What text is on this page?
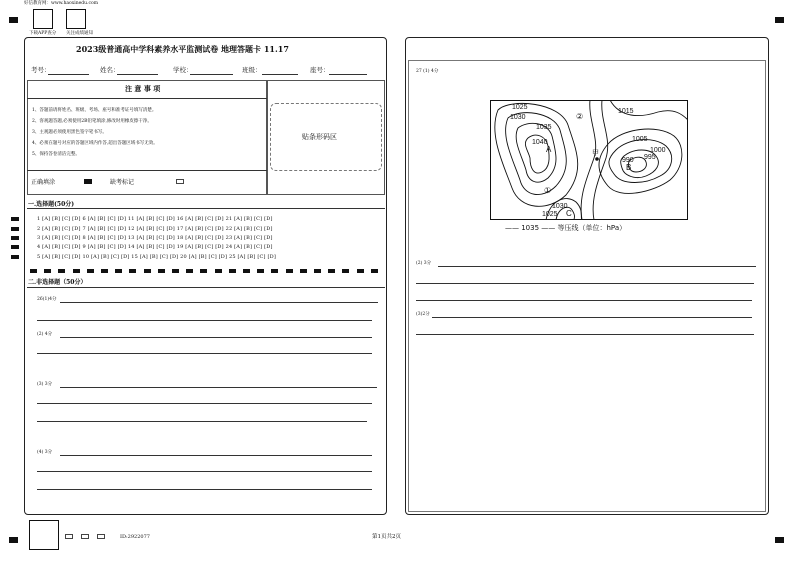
好信教育网：www.haoxinedu.com
下载APP查分 关注成绩通知
2023级普通高中学科素养水平监测试卷 地理答题卡 11.17
考号：	姓名：	学校：	班级：	座号：
注 意 事 项
1、答题前请将姓名、班级、考场、座号和准考证号填写清楚。
2、客观题答题,必须使用2B铅笔填涂,修改时用橡皮擦干净。
3、主观题必须使用黑色签字笔书写。
4、必须在题号对应的答题区域内作答,超出答题区域书写无效。
5、保持答卷清洁完整。
正确填涂	缺考标记
贴条形码区
一.选择题(50分)
1 [A] [B] [C] [D] 6 [A] [B] [C] [D] 11 [A] [B] [C] [D] 16 [A] [B] [C] [D] 21 [A] [B] [C] [D]
2 [A] [B] [C] [D] 7 [A] [B] [C] [D] 12 [A] [B] [C] [D] 17 [A] [B] [C] [D] 22 [A] [B] [C] [D]
3 [A] [B] [C] [D] 8 [A] [B] [C] [D] 13 [A] [B] [C] [D] 18 [A] [B] [C] [D] 23 [A] [B] [C] [D]
4 [A] [B] [C] [D] 9 [A] [B] [C] [D] 14 [A] [B] [C] [D] 19 [A] [B] [C] [D] 24 [A] [B] [C] [D]
5 [A] [B] [C] [D] 10 [A] [B] [C] [D] 15 [A] [B] [C] [D] 20 [A] [B] [C] [D] 25 [A] [B] [C] [D]
二.非选择题（50分）
26(1)4分
(2) 4分
(3) 3分
(4) 3分
27 (1) 4分
1025
1030
1035
1040
A
②
1015
1005
1000
990 995
B
甲
①
1030
1025 C
—— 1035 —— 等压线（单位：hPa）
(2) 3分
(3)2分
ID:2922077	第1页共2页
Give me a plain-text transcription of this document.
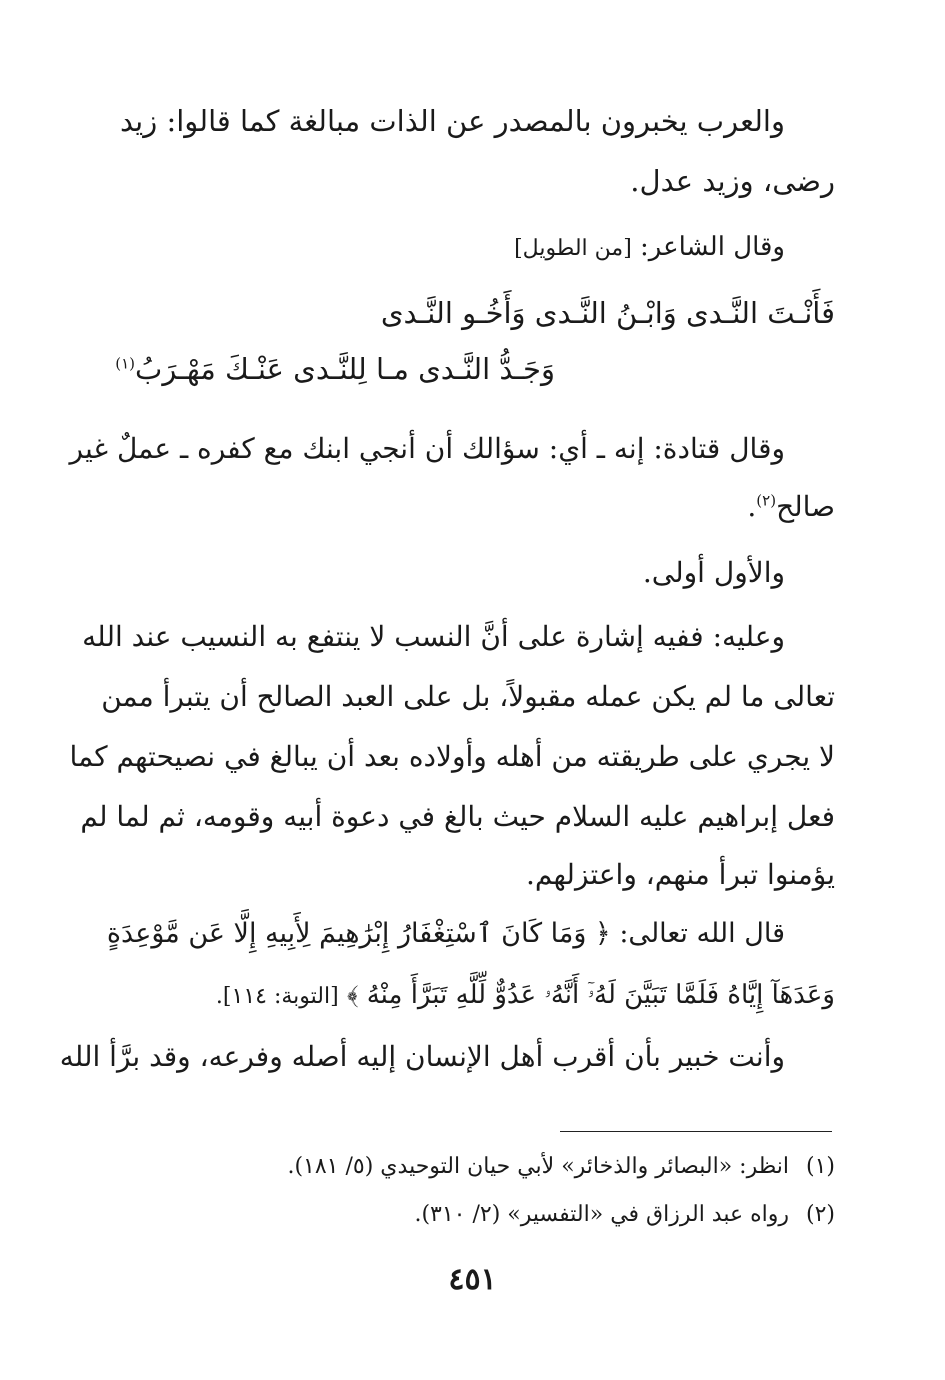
والعرب يخبرون بالمصدر عن الذات مبالغة كما قالوا: زيد
رضى، وزيد عدل.
وقال الشاعر: [من الطويل]
فَأَنْـتَ النَّـدى وَابْـنُ النَّـدى وَأَخُـو النَّـدى
وَجَـدُّ النَّـدى مـا لِلنَّـدى عَنْـكَ مَهْـرَبُ$^{(١)}$
وقال قتادة: إنه ـ أي: سؤالك أن أنجي ابنك مع كفره ـ عملٌ غير
صالح$^{(٢)}$.
والأول أولى.
وعليه: ففيه إشارة على أنَّ النسب لا ينتفع به النسيب عند الله
تعالى ما لم يكن عمله مقبولاً، بل على العبد الصالح أن يتبرأ ممن
لا يجري على طريقته من أهله وأولاده بعد أن يبالغ في نصيحتهم كما
فعل إبراهيم عليه السلام حيث بالغ في دعوة أبيه وقومه، ثم لما لم
يؤمنوا تبرأ منهم، واعتزلهم.
قال الله تعالى: ﴿ وَمَا كَانَ ٱسْتِغْفَارُ إِبْرَٰهِيمَ لِأَبِيهِ إِلَّا عَن مَّوْعِدَةٍ
وَعَدَهَآ إِيَّاهُ فَلَمَّا تَبَيَّنَ لَهُۥٓ أَنَّهُۥ عَدُوٌّ لِّلَّهِ تَبَرَّأَ مِنْهُ ﴾ [التوبة: ١١٤].
وأنت خبير بأن أقرب أهل الإنسان إليه أصله وفرعه، وقد برَّأ الله
(١)انظر: «البصائر والذخائر» لأبي حيان التوحيدي (٥/ ١٨١).
(٢)رواه عبد الرزاق في «التفسير» (٢/ ٣١٠).
٤٥١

GOAL> Pictures are to be left out; the records above must be repeated word for word.

FULL OUTPUT>
What text is on this page?
好信教育网：www.haoxinedu.com
下载APP查分 关注成绩通知
2023级普通高中学科素养水平监测试卷 地理答题卡 11.17
考号：	姓名：	学校：	班级：	座号：
注 意 事 项
1、答题前请将姓名、班级、考场、座号和准考证号填写清楚。
2、客观题答题,必须使用2B铅笔填涂,修改时用橡皮擦干净。
3、主观题必须使用黑色签字笔书写。
4、必须在题号对应的答题区域内作答,超出答题区域书写无效。
5、保持答卷清洁完整。
正确填涂	缺考标记
贴条形码区
一.选择题(50分)
1 [A] [B] [C] [D] 6 [A] [B] [C] [D] 11 [A] [B] [C] [D] 16 [A] [B] [C] [D] 21 [A] [B] [C] [D]
2 [A] [B] [C] [D] 7 [A] [B] [C] [D] 12 [A] [B] [C] [D] 17 [A] [B] [C] [D] 22 [A] [B] [C] [D]
3 [A] [B] [C] [D] 8 [A] [B] [C] [D] 13 [A] [B] [C] [D] 18 [A] [B] [C] [D] 23 [A] [B] [C] [D]
4 [A] [B] [C] [D] 9 [A] [B] [C] [D] 14 [A] [B] [C] [D] 19 [A] [B] [C] [D] 24 [A] [B] [C] [D]
5 [A] [B] [C] [D] 10 [A] [B] [C] [D] 15 [A] [B] [C] [D] 20 [A] [B] [C] [D] 25 [A] [B] [C] [D]
二.非选择题（50分）
26(1)4分
(2) 4分
(3) 3分
(4) 3分
27 (1) 4分
1025
1030
1035
1040
A
②
1015
1005
1000
990 995
B
甲
①
1030
1025 C
—— 1035 —— 等压线（单位：hPa）
(2) 3分
(3)2分
ID:2922077	第1页共2页
Give me a plain-text transcription of this document.
والعرب يخبرون بالمصدر عن الذات مبالغة كما قالوا: زيد
رضى، وزيد عدل.
وقال الشاعر: [من الطويل]
فَأَنْـتَ النَّـدى وَابْـنُ النَّـدى وَأَخُـو النَّـدى
وَجَـدُّ النَّـدى مـا لِلنَّـدى عَنْـكَ مَهْـرَبُ$^{(١)}$
وقال قتادة: إنه ـ أي: سؤالك أن أنجي ابنك مع كفره ـ عملٌ غير
صالح$^{(٢)}$.
والأول أولى.
وعليه: ففيه إشارة على أنَّ النسب لا ينتفع به النسيب عند الله
تعالى ما لم يكن عمله مقبولاً، بل على العبد الصالح أن يتبرأ ممن
لا يجري على طريقته من أهله وأولاده بعد أن يبالغ في نصيحتهم كما
فعل إبراهيم عليه السلام حيث بالغ في دعوة أبيه وقومه، ثم لما لم
يؤمنوا تبرأ منهم، واعتزلهم.
قال الله تعالى: ﴿ وَمَا كَانَ ٱسْتِغْفَارُ إِبْرَٰهِيمَ لِأَبِيهِ إِلَّا عَن مَّوْعِدَةٍ
وَعَدَهَآ إِيَّاهُ فَلَمَّا تَبَيَّنَ لَهُۥٓ أَنَّهُۥ عَدُوٌّ لِّلَّهِ تَبَرَّأَ مِنْهُ ﴾ [التوبة: ١١٤].
وأنت خبير بأن أقرب أهل الإنسان إليه أصله وفرعه، وقد برَّأ الله
(١)انظر: «البصائر والذخائر» لأبي حيان التوحيدي (٥/ ١٨١).
(٢)رواه عبد الرزاق في «التفسير» (٢/ ٣١٠).
٤٥١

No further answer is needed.